** start of RAW RECORDS **

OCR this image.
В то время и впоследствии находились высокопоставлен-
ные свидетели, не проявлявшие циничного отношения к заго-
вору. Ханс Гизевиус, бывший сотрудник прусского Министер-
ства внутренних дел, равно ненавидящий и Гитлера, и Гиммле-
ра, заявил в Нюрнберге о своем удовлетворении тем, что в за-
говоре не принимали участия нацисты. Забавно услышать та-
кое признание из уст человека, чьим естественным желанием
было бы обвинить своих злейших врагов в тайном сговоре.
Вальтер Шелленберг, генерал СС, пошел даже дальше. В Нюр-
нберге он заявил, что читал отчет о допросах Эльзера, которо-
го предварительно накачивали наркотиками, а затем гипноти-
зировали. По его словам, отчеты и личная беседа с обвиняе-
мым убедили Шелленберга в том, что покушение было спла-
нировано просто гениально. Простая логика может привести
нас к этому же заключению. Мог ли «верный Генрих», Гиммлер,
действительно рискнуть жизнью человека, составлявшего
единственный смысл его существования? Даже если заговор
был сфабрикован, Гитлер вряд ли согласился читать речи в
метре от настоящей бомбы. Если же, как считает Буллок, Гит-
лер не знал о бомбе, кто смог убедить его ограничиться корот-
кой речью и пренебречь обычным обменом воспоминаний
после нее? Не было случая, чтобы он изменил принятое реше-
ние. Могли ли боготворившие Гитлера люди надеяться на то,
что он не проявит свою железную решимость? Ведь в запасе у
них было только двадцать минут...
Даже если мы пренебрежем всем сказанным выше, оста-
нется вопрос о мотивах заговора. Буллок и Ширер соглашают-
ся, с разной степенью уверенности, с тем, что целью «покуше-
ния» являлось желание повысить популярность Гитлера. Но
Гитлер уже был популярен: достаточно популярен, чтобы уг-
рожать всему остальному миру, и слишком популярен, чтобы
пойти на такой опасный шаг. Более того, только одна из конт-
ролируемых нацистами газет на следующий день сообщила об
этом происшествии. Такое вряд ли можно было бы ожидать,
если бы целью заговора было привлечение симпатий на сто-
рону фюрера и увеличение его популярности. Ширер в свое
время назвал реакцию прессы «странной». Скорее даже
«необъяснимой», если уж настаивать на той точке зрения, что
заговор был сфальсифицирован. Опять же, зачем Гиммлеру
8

** end of RAW RECORDS **

DESCRIPTION OF THE TASK:
Reproduce the material above without altering a single character.

FINISHED ANSWER:
OCR this image.
В то время и впоследствии находились высокопоставлен-
ные свидетели, не проявлявшие циничного отношения к заго-
вору. Ханс Гизевиус, бывший сотрудник прусского Министер-
ства внутренних дел, равно ненавидящий и Гитлера, и Гиммле-
ра, заявил в Нюрнберге о своем удовлетворении тем, что в за-
говоре не принимали участия нацисты. Забавно услышать та-
кое признание из уст человека, чьим естественным желанием
было бы обвинить своих злейших врагов в тайном сговоре.
Вальтер Шелленберг, генерал СС, пошел даже дальше. В Нюр-
нберге он заявил, что читал отчет о допросах Эльзера, которо-
го предварительно накачивали наркотиками, а затем гипноти-
зировали. По его словам, отчеты и личная беседа с обвиняе-
мым убедили Шелленберга в том, что покушение было спла-
нировано просто гениально. Простая логика может привести
нас к этому же заключению. Мог ли «верный Генрих», Гиммлер,
действительно рискнуть жизнью человека, составлявшего
единственный смысл его существования? Даже если заговор
был сфабрикован, Гитлер вряд ли согласился читать речи в
метре от настоящей бомбы. Если же, как считает Буллок, Гит-
лер не знал о бомбе, кто смог убедить его ограничиться корот-
кой речью и пренебречь обычным обменом воспоминаний
после нее? Не было случая, чтобы он изменил принятое реше-
ние. Могли ли боготворившие Гитлера люди надеяться на то,
что он не проявит свою железную решимость? Ведь в запасе у
них было только двадцать минут...
Даже если мы пренебрежем всем сказанным выше, оста-
нется вопрос о мотивах заговора. Буллок и Ширер соглашают-
ся, с разной степенью уверенности, с тем, что целью «покуше-
ния» являлось желание повысить популярность Гитлера. Но
Гитлер уже был популярен: достаточно популярен, чтобы уг-
рожать всему остальному миру, и слишком популярен, чтобы
пойти на такой опасный шаг. Более того, только одна из конт-
ролируемых нацистами газет на следующий день сообщила об
этом происшествии. Такое вряд ли можно было бы ожидать,
если бы целью заговора было привлечение симпатий на сто-
рону фюрера и увеличение его популярности. Ширер в свое
время назвал реакцию прессы «странной». Скорее даже
«необъяснимой», если уж настаивать на той точке зрения, что
заговор был сфальсифицирован. Опять же, зачем Гиммлеру
8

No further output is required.